§ Given exercise: In the entries below, find the lines that contain the word "пористости" and copy them.

§ Stored data:
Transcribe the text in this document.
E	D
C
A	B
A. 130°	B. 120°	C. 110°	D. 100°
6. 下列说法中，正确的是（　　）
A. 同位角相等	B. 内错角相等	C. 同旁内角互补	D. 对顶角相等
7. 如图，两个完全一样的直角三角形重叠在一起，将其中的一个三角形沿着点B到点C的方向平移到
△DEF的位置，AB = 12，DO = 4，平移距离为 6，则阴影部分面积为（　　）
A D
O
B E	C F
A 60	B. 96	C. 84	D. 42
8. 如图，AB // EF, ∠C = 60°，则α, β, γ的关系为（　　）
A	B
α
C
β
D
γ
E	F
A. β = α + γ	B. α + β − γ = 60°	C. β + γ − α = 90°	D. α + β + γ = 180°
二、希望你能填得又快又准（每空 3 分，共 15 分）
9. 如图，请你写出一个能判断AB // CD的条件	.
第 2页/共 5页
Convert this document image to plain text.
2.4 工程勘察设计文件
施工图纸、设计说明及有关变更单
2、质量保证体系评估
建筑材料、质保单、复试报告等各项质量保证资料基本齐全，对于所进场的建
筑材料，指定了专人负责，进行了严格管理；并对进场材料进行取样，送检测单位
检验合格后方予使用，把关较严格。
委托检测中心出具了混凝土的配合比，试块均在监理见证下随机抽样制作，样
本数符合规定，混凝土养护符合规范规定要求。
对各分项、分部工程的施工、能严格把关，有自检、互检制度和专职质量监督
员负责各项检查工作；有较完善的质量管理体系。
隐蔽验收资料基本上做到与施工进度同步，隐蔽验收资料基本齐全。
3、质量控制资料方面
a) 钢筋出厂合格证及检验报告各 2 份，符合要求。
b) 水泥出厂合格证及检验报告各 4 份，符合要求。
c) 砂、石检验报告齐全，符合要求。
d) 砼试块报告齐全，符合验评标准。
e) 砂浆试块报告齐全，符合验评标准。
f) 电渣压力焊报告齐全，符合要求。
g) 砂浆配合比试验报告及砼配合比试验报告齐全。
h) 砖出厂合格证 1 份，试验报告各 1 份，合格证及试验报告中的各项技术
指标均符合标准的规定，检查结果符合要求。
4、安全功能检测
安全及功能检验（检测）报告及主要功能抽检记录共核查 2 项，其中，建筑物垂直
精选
* * *
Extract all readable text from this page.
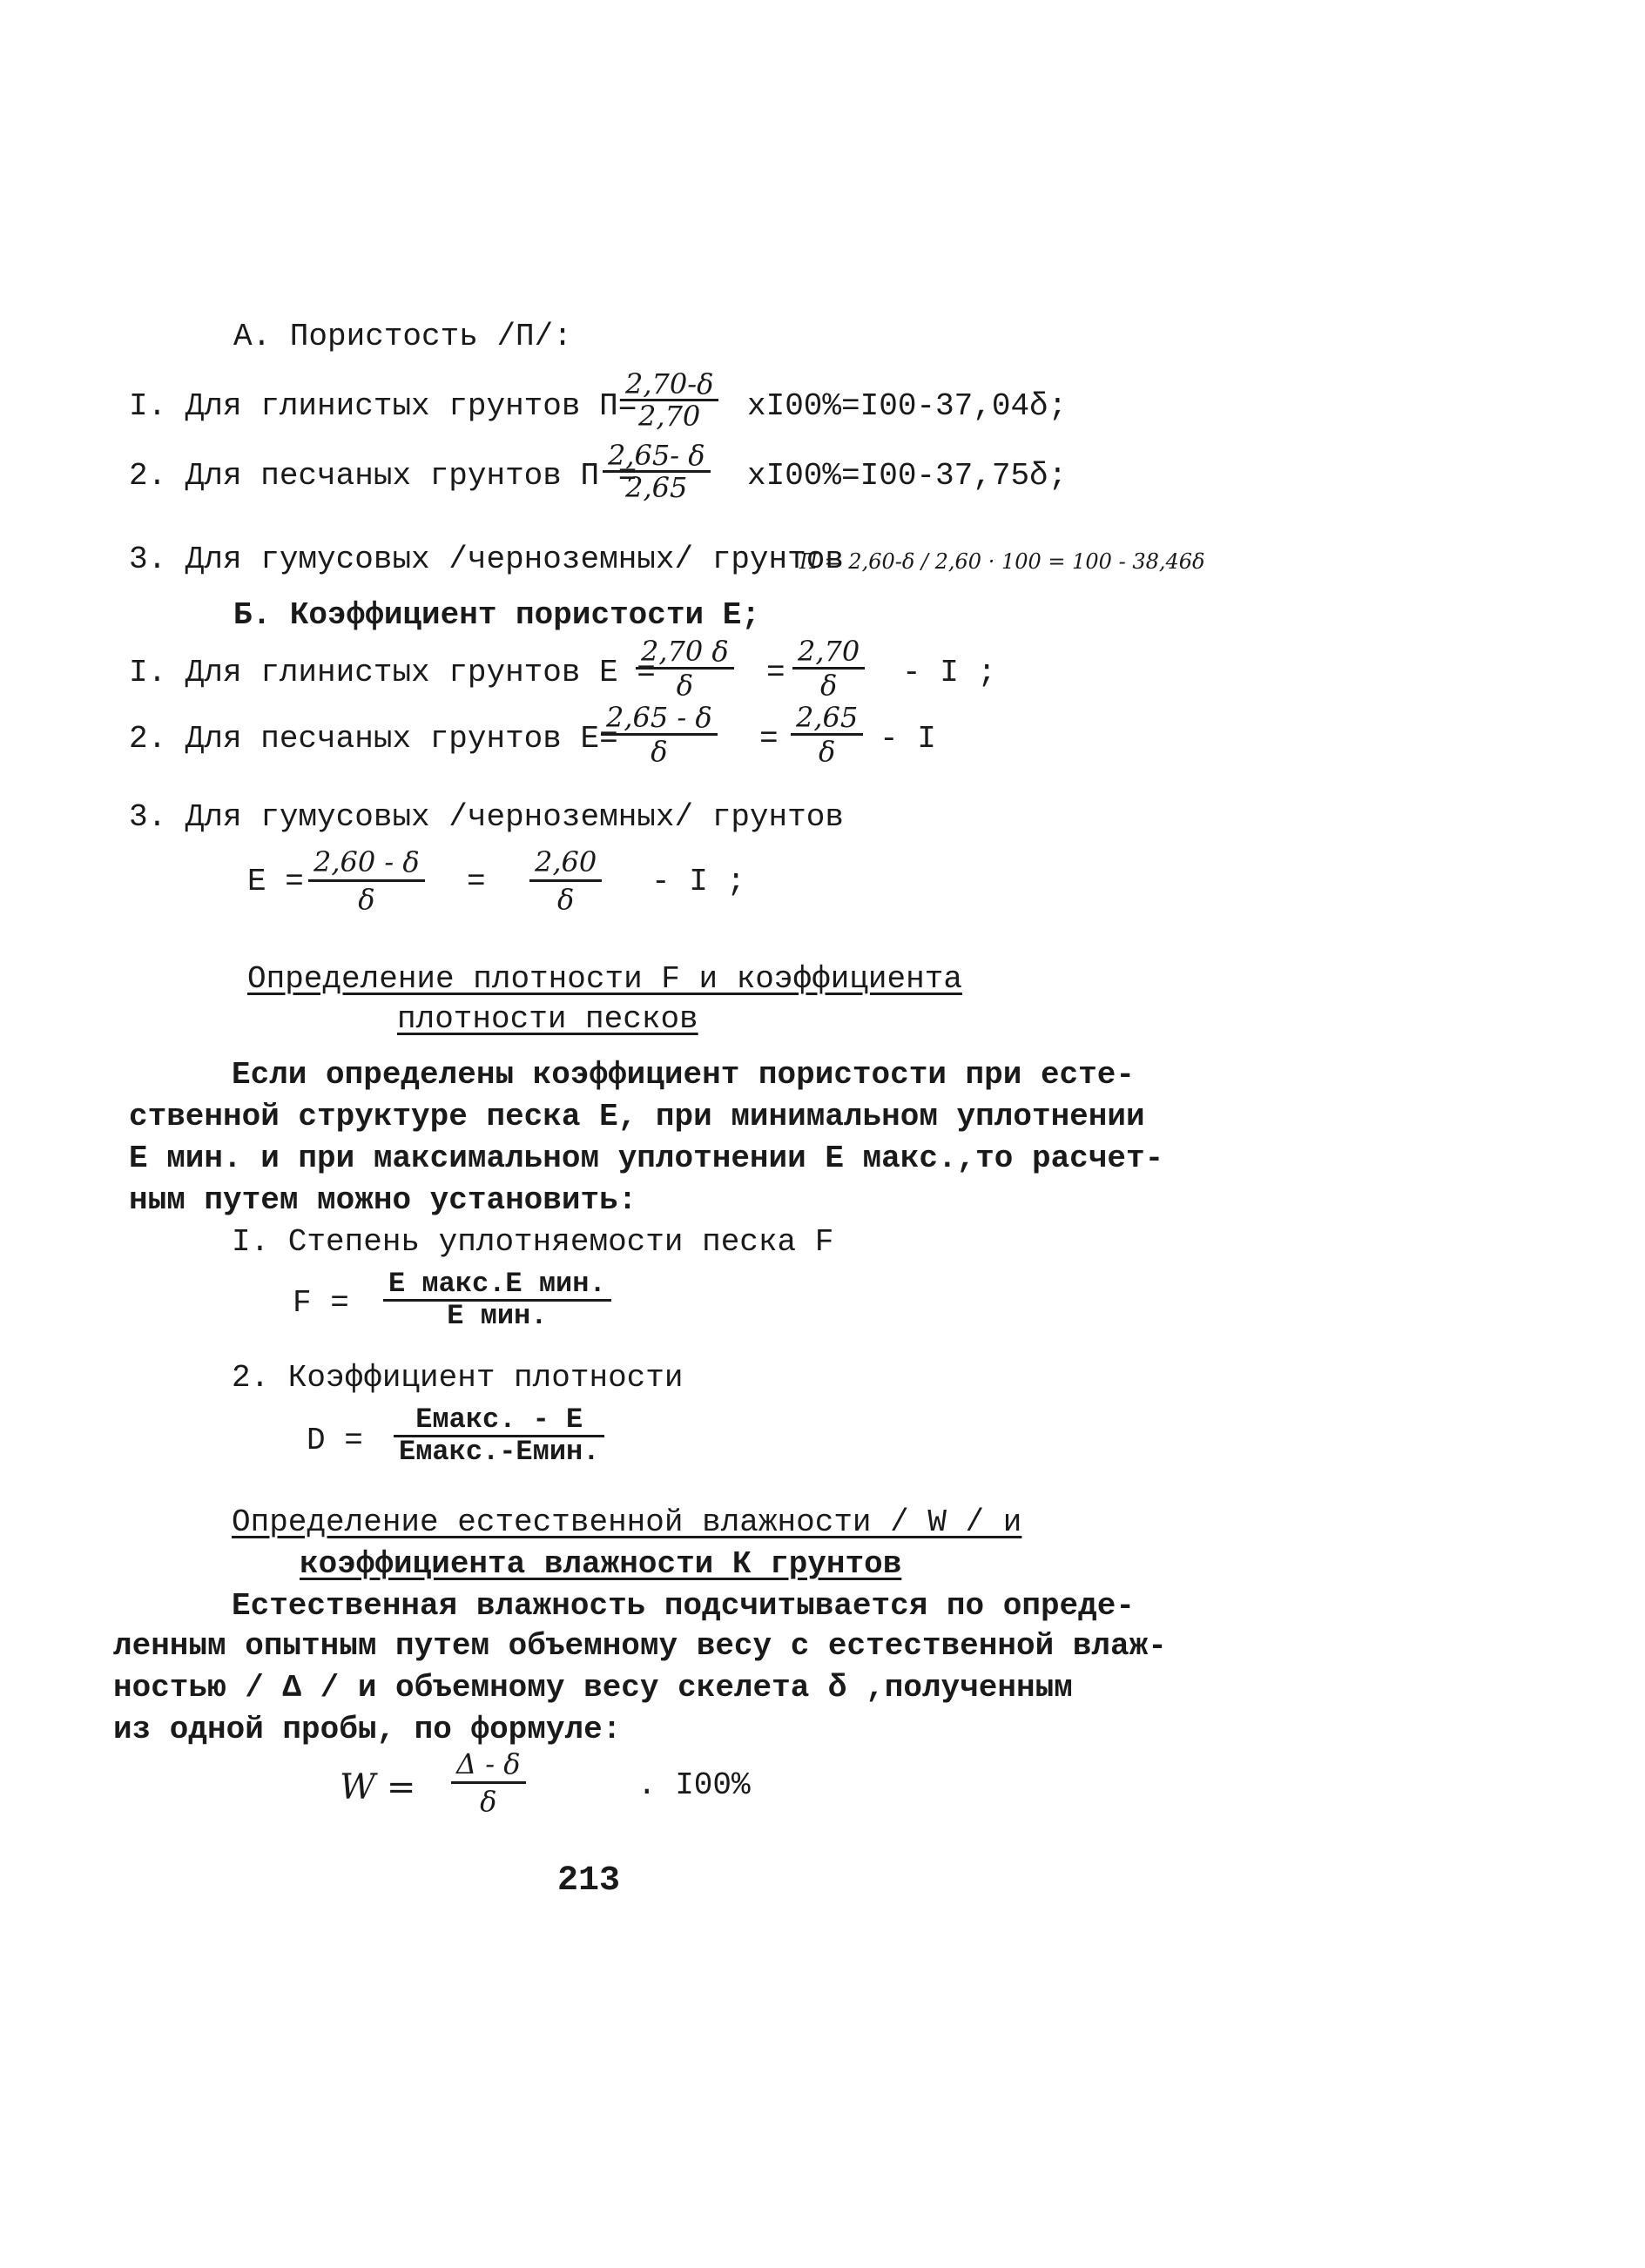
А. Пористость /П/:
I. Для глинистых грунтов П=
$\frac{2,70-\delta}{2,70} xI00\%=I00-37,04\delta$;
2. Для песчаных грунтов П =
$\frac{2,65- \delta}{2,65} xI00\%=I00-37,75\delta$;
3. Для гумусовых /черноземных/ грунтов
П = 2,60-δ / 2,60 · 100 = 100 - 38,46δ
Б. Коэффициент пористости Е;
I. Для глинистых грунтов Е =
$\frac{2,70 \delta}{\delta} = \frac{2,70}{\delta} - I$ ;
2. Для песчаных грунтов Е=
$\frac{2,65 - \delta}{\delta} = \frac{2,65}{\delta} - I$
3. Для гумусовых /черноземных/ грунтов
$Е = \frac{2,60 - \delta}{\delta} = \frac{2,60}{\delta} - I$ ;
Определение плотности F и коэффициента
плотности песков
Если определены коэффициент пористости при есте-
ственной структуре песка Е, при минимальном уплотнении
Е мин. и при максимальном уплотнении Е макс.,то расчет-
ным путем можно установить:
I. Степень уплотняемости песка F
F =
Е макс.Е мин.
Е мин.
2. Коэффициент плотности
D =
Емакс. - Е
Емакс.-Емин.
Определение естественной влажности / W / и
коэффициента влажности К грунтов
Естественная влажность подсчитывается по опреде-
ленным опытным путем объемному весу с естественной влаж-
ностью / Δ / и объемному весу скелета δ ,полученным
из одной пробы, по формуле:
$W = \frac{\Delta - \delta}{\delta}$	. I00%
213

§ Exercise response:
Б. Коэффициент пористости Е;
Если определены коэффициент пористости при есте-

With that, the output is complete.